[Data records]
____

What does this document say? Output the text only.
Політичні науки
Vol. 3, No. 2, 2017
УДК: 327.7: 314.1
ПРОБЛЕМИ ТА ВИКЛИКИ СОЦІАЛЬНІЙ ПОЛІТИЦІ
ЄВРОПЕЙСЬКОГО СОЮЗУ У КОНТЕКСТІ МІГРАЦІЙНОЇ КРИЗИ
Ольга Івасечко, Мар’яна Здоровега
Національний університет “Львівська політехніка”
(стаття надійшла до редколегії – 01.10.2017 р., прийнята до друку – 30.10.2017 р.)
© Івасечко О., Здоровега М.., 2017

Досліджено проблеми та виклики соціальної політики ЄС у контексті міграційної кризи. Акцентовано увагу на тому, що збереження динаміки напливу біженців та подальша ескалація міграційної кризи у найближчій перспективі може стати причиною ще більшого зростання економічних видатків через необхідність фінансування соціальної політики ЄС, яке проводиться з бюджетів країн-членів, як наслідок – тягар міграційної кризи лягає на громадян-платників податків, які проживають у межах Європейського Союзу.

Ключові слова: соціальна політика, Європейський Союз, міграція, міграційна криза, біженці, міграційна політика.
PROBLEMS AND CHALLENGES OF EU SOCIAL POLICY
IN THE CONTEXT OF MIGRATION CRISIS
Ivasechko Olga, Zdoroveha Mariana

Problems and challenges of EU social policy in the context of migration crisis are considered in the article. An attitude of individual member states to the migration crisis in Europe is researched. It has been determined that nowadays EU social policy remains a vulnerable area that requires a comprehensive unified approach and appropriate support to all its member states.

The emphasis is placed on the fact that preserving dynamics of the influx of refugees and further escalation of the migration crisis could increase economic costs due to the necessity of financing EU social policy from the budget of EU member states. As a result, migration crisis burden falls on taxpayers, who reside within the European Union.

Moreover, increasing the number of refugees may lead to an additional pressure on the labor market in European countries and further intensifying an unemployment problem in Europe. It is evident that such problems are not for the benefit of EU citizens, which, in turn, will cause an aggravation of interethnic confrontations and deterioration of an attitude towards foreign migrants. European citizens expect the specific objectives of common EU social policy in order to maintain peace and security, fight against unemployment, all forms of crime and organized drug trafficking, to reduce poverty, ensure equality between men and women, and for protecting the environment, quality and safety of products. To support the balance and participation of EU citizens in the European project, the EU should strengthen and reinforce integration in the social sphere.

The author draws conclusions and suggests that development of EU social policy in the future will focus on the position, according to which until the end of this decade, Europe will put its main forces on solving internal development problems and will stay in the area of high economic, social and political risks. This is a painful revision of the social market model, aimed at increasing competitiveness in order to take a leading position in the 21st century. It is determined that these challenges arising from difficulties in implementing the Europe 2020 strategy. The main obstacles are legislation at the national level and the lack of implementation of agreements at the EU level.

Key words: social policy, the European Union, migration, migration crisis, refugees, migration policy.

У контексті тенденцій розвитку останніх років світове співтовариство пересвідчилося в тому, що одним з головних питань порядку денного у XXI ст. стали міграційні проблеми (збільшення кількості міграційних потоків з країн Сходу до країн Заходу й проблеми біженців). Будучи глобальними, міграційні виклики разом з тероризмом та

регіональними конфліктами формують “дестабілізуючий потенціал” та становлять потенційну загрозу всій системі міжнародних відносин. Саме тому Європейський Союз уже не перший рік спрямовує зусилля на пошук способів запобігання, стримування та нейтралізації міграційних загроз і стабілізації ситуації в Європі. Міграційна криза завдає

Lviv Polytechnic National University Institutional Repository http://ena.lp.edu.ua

____

Set exercise
Write the listing out again, exactly as it reads.

Response below
What does this document say? Output the text only.
Політичні науки
Vol. 3, No. 2, 2017
УДК: 327.7: 314.1
ПРОБЛЕМИ ТА ВИКЛИКИ СОЦІАЛЬНІЙ ПОЛІТИЦІ
ЄВРОПЕЙСЬКОГО СОЮЗУ У КОНТЕКСТІ МІГРАЦІЙНОЇ КРИЗИ
Ольга Івасечко, Мар’яна Здоровега
Національний університет “Львівська політехніка”
(стаття надійшла до редколегії – 01.10.2017 р., прийнята до друку – 30.10.2017 р.)
© Івасечко О., Здоровега М.., 2017

Досліджено проблеми та виклики соціальної політики ЄС у контексті міграційної кризи. Акцентовано увагу на тому, що збереження динаміки напливу біженців та подальша ескалація міграційної кризи у найближчій перспективі може стати причиною ще більшого зростання економічних видатків через необхідність фінансування соціальної політики ЄС, яке проводиться з бюджетів країн-членів, як наслідок – тягар міграційної кризи лягає на громадян-платників податків, які проживають у межах Європейського Союзу.

Ключові слова: соціальна політика, Європейський Союз, міграція, міграційна криза, біженці, міграційна політика.
PROBLEMS AND CHALLENGES OF EU SOCIAL POLICY
IN THE CONTEXT OF MIGRATION CRISIS
Ivasechko Olga, Zdoroveha Mariana

Problems and challenges of EU social policy in the context of migration crisis are considered in the article. An attitude of individual member states to the migration crisis in Europe is researched. It has been determined that nowadays EU social policy remains a vulnerable area that requires a comprehensive unified approach and appropriate support to all its member states.

The emphasis is placed on the fact that preserving dynamics of the influx of refugees and further escalation of the migration crisis could increase economic costs due to the necessity of financing EU social policy from the budget of EU member states. As a result, migration crisis burden falls on taxpayers, who reside within the European Union.

Moreover, increasing the number of refugees may lead to an additional pressure on the labor market in European countries and further intensifying an unemployment problem in Europe. It is evident that such problems are not for the benefit of EU citizens, which, in turn, will cause an aggravation of interethnic confrontations and deterioration of an attitude towards foreign migrants. European citizens expect the specific objectives of common EU social policy in order to maintain peace and security, fight against unemployment, all forms of crime and organized drug trafficking, to reduce poverty, ensure equality between men and women, and for protecting the environment, quality and safety of products. To support the balance and participation of EU citizens in the European project, the EU should strengthen and reinforce integration in the social sphere.

The author draws conclusions and suggests that development of EU social policy in the future will focus on the position, according to which until the end of this decade, Europe will put its main forces on solving internal development problems and will stay in the area of high economic, social and political risks. This is a painful revision of the social market model, aimed at increasing competitiveness in order to take a leading position in the 21st century. It is determined that these challenges arising from difficulties in implementing the Europe 2020 strategy. The main obstacles are legislation at the national level and the lack of implementation of agreements at the EU level.

Key words: social policy, the European Union, migration, migration crisis, refugees, migration policy.

У контексті тенденцій розвитку останніх років світове співтовариство пересвідчилося в тому, що одним з головних питань порядку денного у XXI ст. стали міграційні проблеми (збільшення кількості міграційних потоків з країн Сходу до країн Заходу й проблеми біженців). Будучи глобальними, міграційні виклики разом з тероризмом та

регіональними конфліктами формують “дестабілізуючий потенціал” та становлять потенційну загрозу всій системі міжнародних відносин. Саме тому Європейський Союз уже не перший рік спрямовує зусилля на пошук способів запобігання, стримування та нейтралізації міграційних загроз і стабілізації ситуації в Європі. Міграційна криза завдає

Lviv Polytechnic National University Institutional Repository http://ena.lp.edu.ua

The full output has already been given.